[What you are asked to do]:
Which lines in the records below contain the word "name"? Copy each one out.

[Entries supplied]:

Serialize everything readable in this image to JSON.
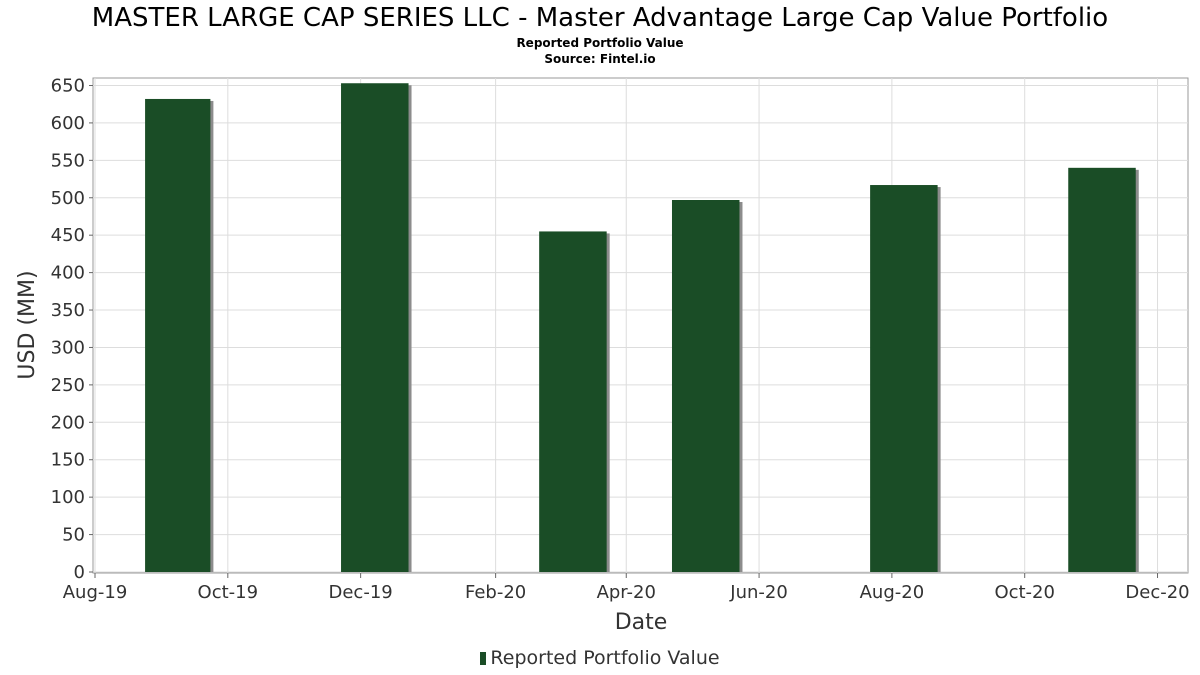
{
  "title": "MASTER LARGE CAP SERIES LLC - Master Advantage Large Cap Value Portfolio",
  "subtitle_1": "Reported Portfolio Value",
  "subtitle_2": "Source: Fintel.io",
  "legend_label": "Reported Portfolio Value",
  "colors": {
    "bar": "#1a4d26",
    "bar_shadow": "#8c8c8c",
    "grid": "#dddddd",
    "plot_border": "#999999"
  },
  "chart_data": {
    "type": "bar",
    "xlabel": "Date",
    "ylabel": "USD (MM)",
    "ylim": [
      0,
      660
    ],
    "yticks": [
      0,
      50,
      100,
      150,
      200,
      250,
      300,
      350,
      400,
      450,
      500,
      550,
      600,
      650
    ],
    "xlim": [
      "2019-08-01",
      "2020-12-15"
    ],
    "xticks": [
      {
        "date": "2019-08-01",
        "label": "Aug-19"
      },
      {
        "date": "2019-10-01",
        "label": "Oct-19"
      },
      {
        "date": "2019-12-01",
        "label": "Dec-19"
      },
      {
        "date": "2020-02-01",
        "label": "Feb-20"
      },
      {
        "date": "2020-04-01",
        "label": "Apr-20"
      },
      {
        "date": "2020-06-01",
        "label": "Jun-20"
      },
      {
        "date": "2020-08-01",
        "label": "Aug-20"
      },
      {
        "date": "2020-10-01",
        "label": "Oct-20"
      },
      {
        "date": "2020-12-01",
        "label": "Dec-20"
      }
    ],
    "grid": true,
    "legend_position": "bottom",
    "series": [
      {
        "name": "Reported Portfolio Value",
        "bars": [
          {
            "start": "2019-08-24",
            "end": "2019-09-23",
            "value": 632
          },
          {
            "start": "2019-11-22",
            "end": "2019-12-23",
            "value": 653
          },
          {
            "start": "2020-02-21",
            "end": "2020-03-23",
            "value": 455
          },
          {
            "start": "2020-04-22",
            "end": "2020-05-23",
            "value": 497
          },
          {
            "start": "2020-07-22",
            "end": "2020-08-22",
            "value": 517
          },
          {
            "start": "2020-10-21",
            "end": "2020-11-21",
            "value": 540
          }
        ]
      }
    ]
  }
}
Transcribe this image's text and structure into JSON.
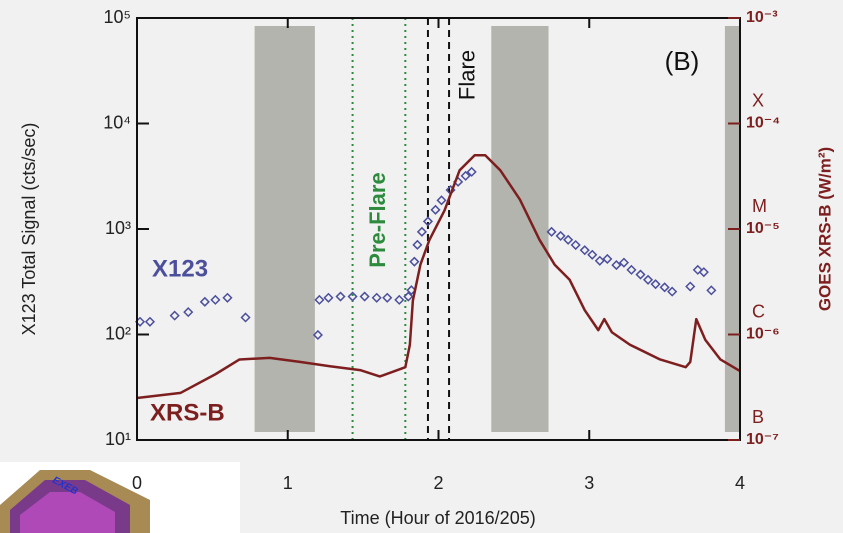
{
  "chart_data": {
    "type": "scatter-line",
    "panel_label": "(B)",
    "x_label": "Time (Hour of 2016/205)",
    "y_label": "X123 Total Signal (cts/sec)",
    "y2_label": "GOES XRS-B (W/m²)",
    "xlim": [
      0,
      4
    ],
    "xticks": [
      0,
      1,
      2,
      3,
      4
    ],
    "ylim": [
      10,
      100000
    ],
    "yticks": [
      {
        "value": 10,
        "label": "10¹"
      },
      {
        "value": 100,
        "label": "10²"
      },
      {
        "value": 1000,
        "label": "10³"
      },
      {
        "value": 10000,
        "label": "10⁴"
      },
      {
        "value": 100000,
        "label": "10⁵"
      }
    ],
    "y2lim": [
      1e-07,
      0.001
    ],
    "y2ticks": [
      {
        "value": 1e-07,
        "label": "10⁻⁷"
      },
      {
        "value": 1e-06,
        "label": "10⁻⁶"
      },
      {
        "value": 1e-05,
        "label": "10⁻⁵"
      },
      {
        "value": 0.0001,
        "label": "10⁻⁴"
      },
      {
        "value": 0.001,
        "label": "10⁻³"
      }
    ],
    "y_log": true,
    "y2_log": true,
    "goes_classes": [
      {
        "value": 1e-07,
        "label": "B"
      },
      {
        "value": 1e-06,
        "label": "C"
      },
      {
        "value": 1e-05,
        "label": "M"
      },
      {
        "value": 0.0001,
        "label": "X"
      }
    ],
    "shaded_regions": [
      [
        0.78,
        1.18
      ],
      [
        2.35,
        2.73
      ],
      [
        3.9,
        4.0
      ]
    ],
    "shade_color": "#b4b4ae",
    "vlines": [
      {
        "x": 1.43,
        "color": "#2e8b3e",
        "style": "dotted"
      },
      {
        "x": 1.78,
        "color": "#2e8b3e",
        "style": "dotted"
      },
      {
        "x": 1.93,
        "color": "#111111",
        "style": "dashed"
      },
      {
        "x": 2.07,
        "color": "#111111",
        "style": "dashed"
      }
    ],
    "preflare_label": "Pre-Flare",
    "flare_label": "Flare",
    "inset_label": "EXEB",
    "series": [
      {
        "name": "X123",
        "color": "#4b4f9c",
        "marker": "diamond",
        "x": [
          0.02,
          0.086,
          0.25,
          0.34,
          0.45,
          0.52,
          0.6,
          0.72,
          1.2,
          1.21,
          1.27,
          1.35,
          1.43,
          1.51,
          1.59,
          1.66,
          1.74,
          1.8,
          1.82,
          1.84,
          1.86,
          1.89,
          1.93,
          1.98,
          2.02,
          2.08,
          2.13,
          2.18,
          2.22,
          2.75,
          2.81,
          2.86,
          2.91,
          2.97,
          3.02,
          3.07,
          3.12,
          3.18,
          3.23,
          3.28,
          3.34,
          3.39,
          3.44,
          3.5,
          3.55,
          3.67,
          3.72,
          3.76,
          3.81
        ],
        "values": [
          132,
          132,
          151,
          163,
          204,
          213,
          223,
          145,
          99,
          213,
          223,
          229,
          229,
          229,
          223,
          223,
          213,
          229,
          263,
          490,
          708,
          940,
          1180,
          1520,
          1870,
          2340,
          2800,
          3190,
          3480,
          940,
          860,
          790,
          705,
          630,
          570,
          500,
          520,
          455,
          480,
          410,
          370,
          330,
          300,
          280,
          255,
          285,
          410,
          390,
          262
        ]
      },
      {
        "name": "XRS-B",
        "color": "#7d1f1f",
        "axis": "y2",
        "x": [
          0,
          0.29,
          0.52,
          0.68,
          0.88,
          1.08,
          1.28,
          1.48,
          1.61,
          1.71,
          1.78,
          1.81,
          1.83,
          1.88,
          1.94,
          2.04,
          2.14,
          2.24,
          2.31,
          2.41,
          2.54,
          2.67,
          2.77,
          2.87,
          2.97,
          3.06,
          3.1,
          3.15,
          3.27,
          3.47,
          3.64,
          3.67,
          3.71,
          3.77,
          3.87,
          4.0
        ],
        "values": [
          2.5e-07,
          2.8e-07,
          4.2e-07,
          5.8e-07,
          6e-07,
          5.5e-07,
          5e-07,
          4.6e-07,
          4e-07,
          4.5e-07,
          4.9e-07,
          8e-07,
          2.1e-06,
          4.6e-06,
          7.9e-06,
          1.5e-05,
          3.6e-05,
          5e-05,
          5e-05,
          3.6e-05,
          1.9e-05,
          7.9e-06,
          4.6e-06,
          3.3e-06,
          1.7e-06,
          1.1e-06,
          1.4e-06,
          1.05e-06,
          8e-07,
          5.8e-07,
          4.9e-07,
          5.5e-07,
          1.4e-06,
          8.9e-07,
          5.8e-07,
          4.5e-07
        ]
      }
    ]
  }
}
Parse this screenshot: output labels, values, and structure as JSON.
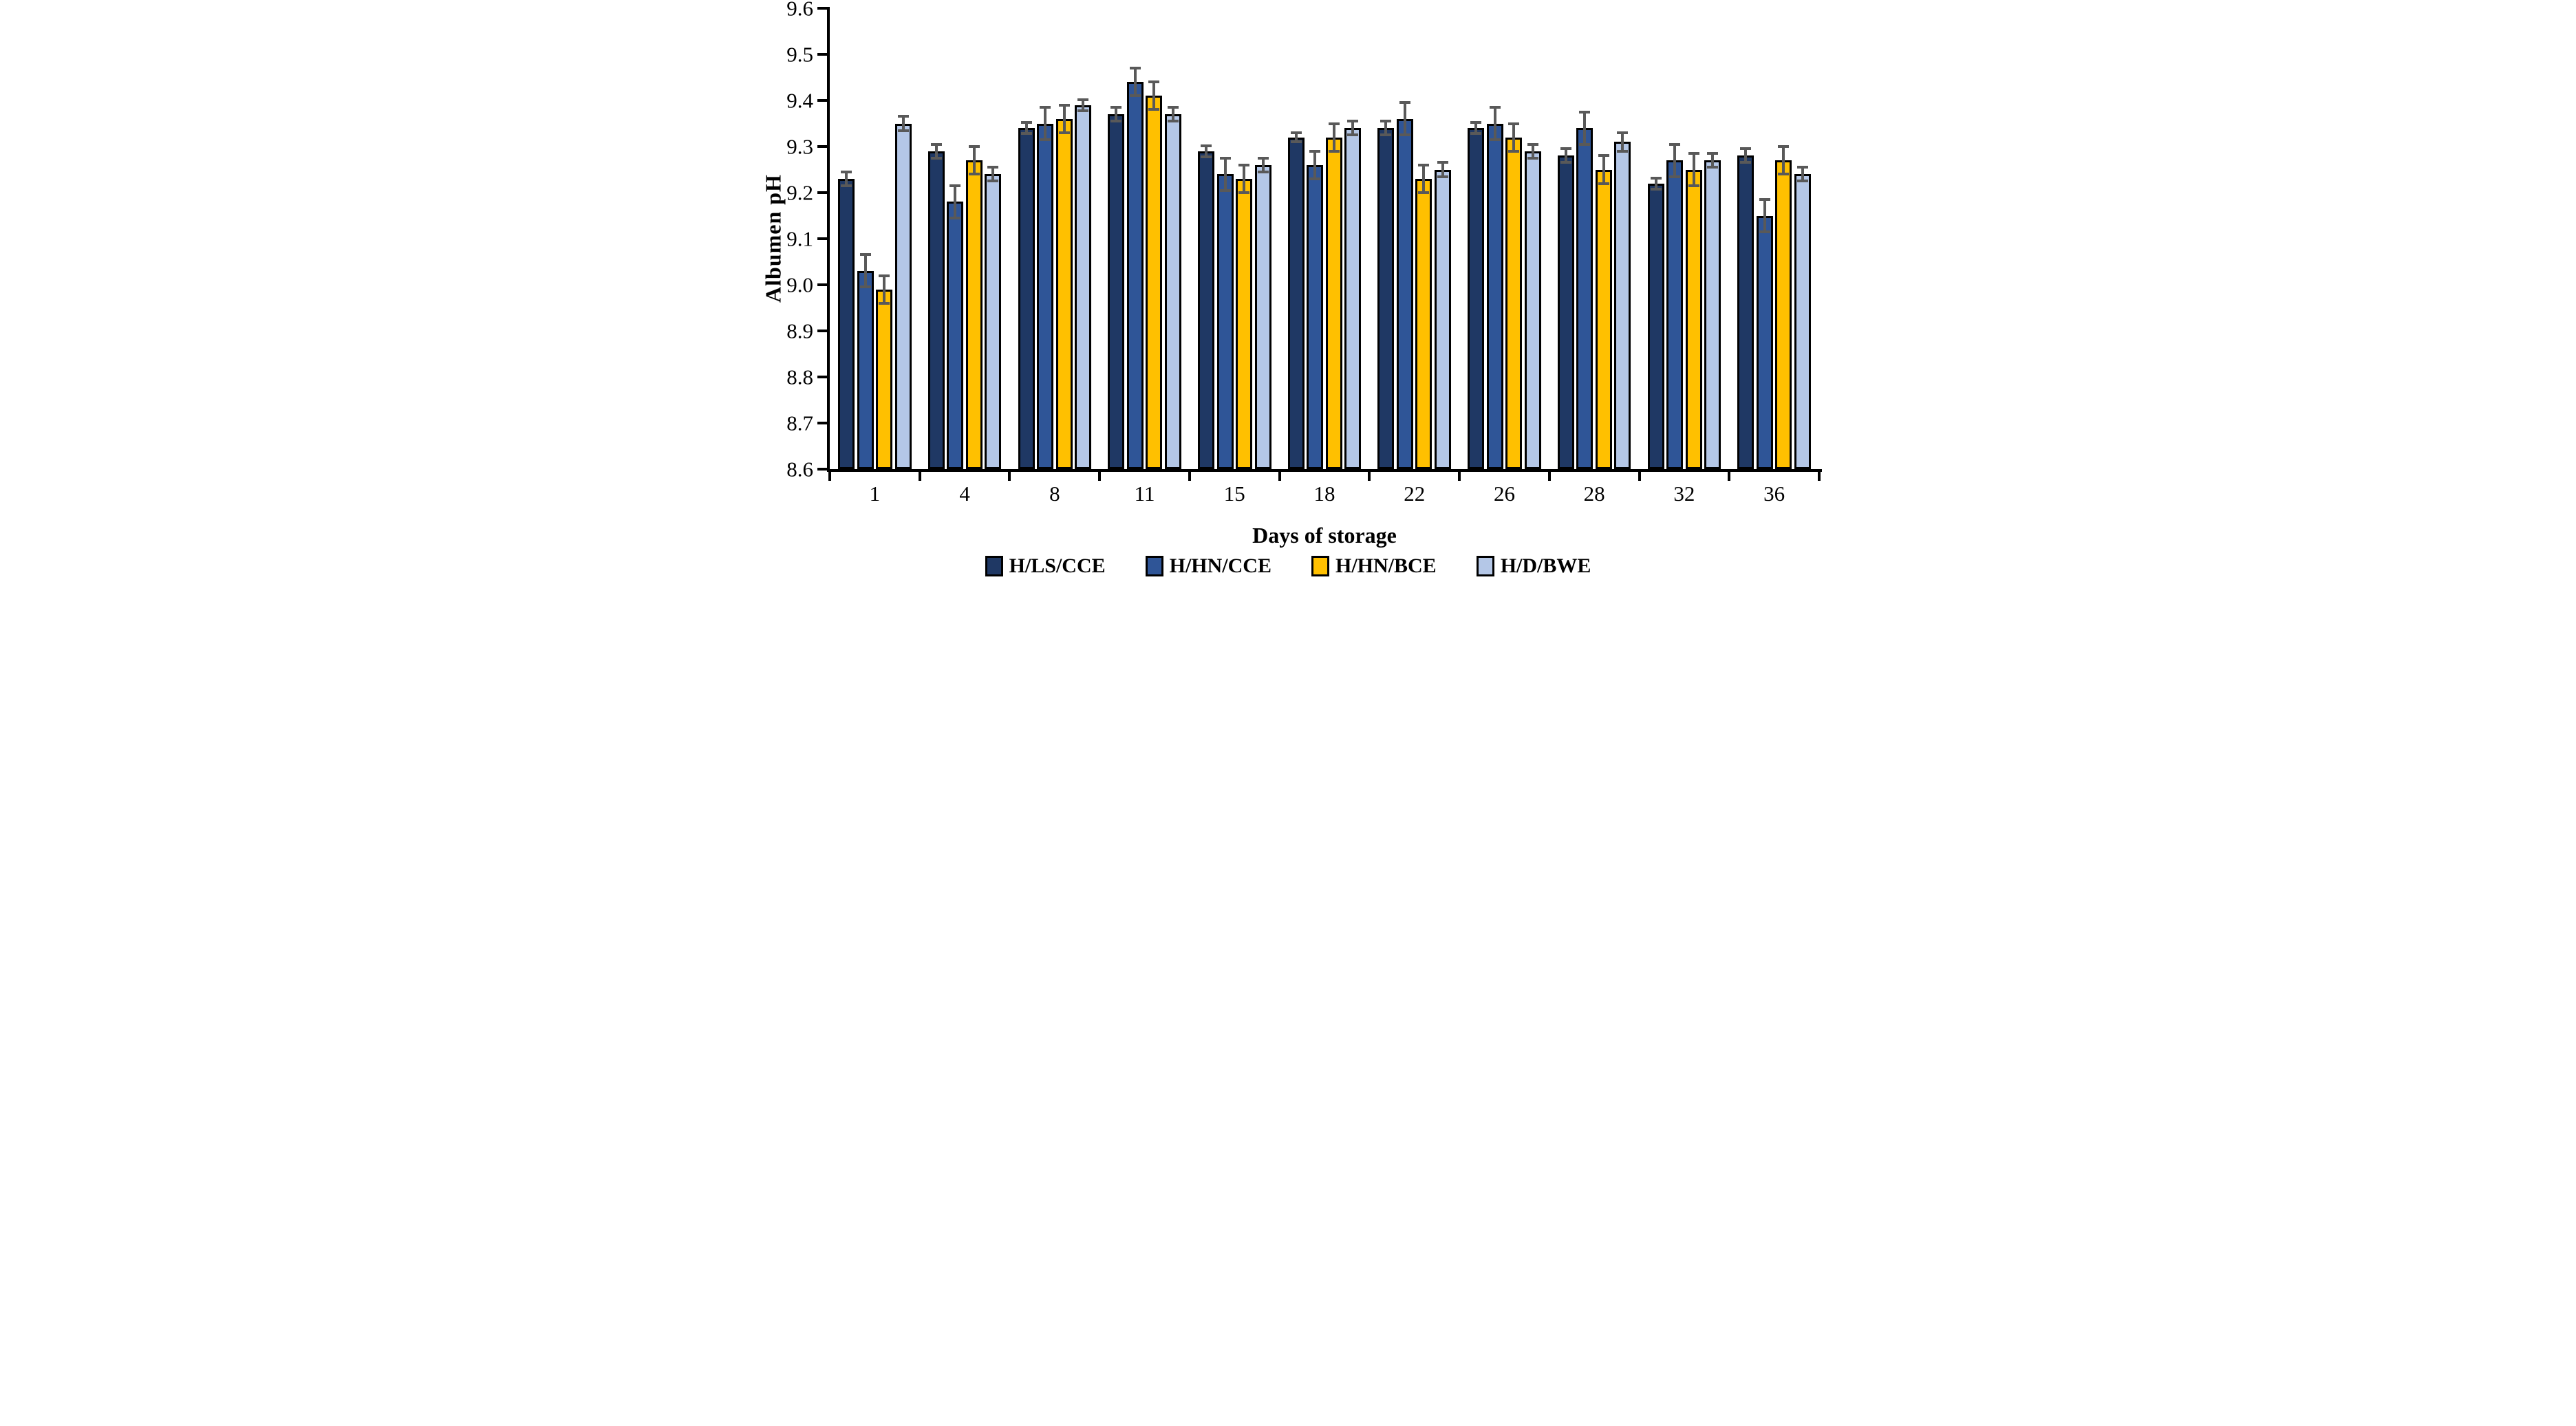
{
  "chart_data": {
    "type": "bar",
    "title": "",
    "xlabel": "Days of storage",
    "ylabel": "Albumen pH",
    "ylim": [
      8.6,
      9.6
    ],
    "ytick_step": 0.1,
    "ytick_labels": [
      "8.6",
      "8.7",
      "8.8",
      "8.9",
      "9.0",
      "9.1",
      "9.2",
      "9.3",
      "9.4",
      "9.5",
      "9.6"
    ],
    "categories": [
      "1",
      "4",
      "8",
      "11",
      "15",
      "18",
      "22",
      "26",
      "28",
      "32",
      "36"
    ],
    "series": [
      {
        "name": "H/LS/CCE",
        "color": "#1F3864",
        "values": [
          9.23,
          9.29,
          9.34,
          9.37,
          9.29,
          9.32,
          9.34,
          9.34,
          9.28,
          9.22,
          9.28
        ],
        "errors": [
          0.015,
          0.015,
          0.012,
          0.015,
          0.012,
          0.01,
          0.015,
          0.012,
          0.015,
          0.012,
          0.015
        ]
      },
      {
        "name": "H/HN/CCE",
        "color": "#2F5597",
        "values": [
          9.03,
          9.18,
          9.35,
          9.44,
          9.24,
          9.26,
          9.36,
          9.35,
          9.34,
          9.27,
          9.15
        ],
        "errors": [
          0.035,
          0.035,
          0.035,
          0.03,
          0.035,
          0.03,
          0.035,
          0.035,
          0.035,
          0.035,
          0.035
        ]
      },
      {
        "name": "H/HN/BCE",
        "color": "#FFC000",
        "values": [
          8.99,
          9.27,
          9.36,
          9.41,
          9.23,
          9.32,
          9.23,
          9.32,
          9.25,
          9.25,
          9.27
        ],
        "errors": [
          0.03,
          0.03,
          0.03,
          0.03,
          0.03,
          0.03,
          0.03,
          0.03,
          0.03,
          0.035,
          0.03
        ]
      },
      {
        "name": "H/D/BWE",
        "color": "#B4C7E7",
        "values": [
          9.35,
          9.24,
          9.39,
          9.37,
          9.26,
          9.34,
          9.25,
          9.29,
          9.31,
          9.27,
          9.24
        ],
        "errors": [
          0.015,
          0.015,
          0.012,
          0.015,
          0.015,
          0.015,
          0.015,
          0.015,
          0.02,
          0.015,
          0.015
        ]
      }
    ],
    "error_bar_color": "#595959",
    "axis_color": "#000000",
    "legend_position": "bottom",
    "grid": false
  }
}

[Exercise output]:
        "name": "Reported Portfolio Value",
        "name": "X123",
        "name": "XRS-B",
        "name": "H/LS/CCE",
        "name": "H/HN/CCE",
        "name": "H/HN/BCE",
        "name": "H/D/BWE",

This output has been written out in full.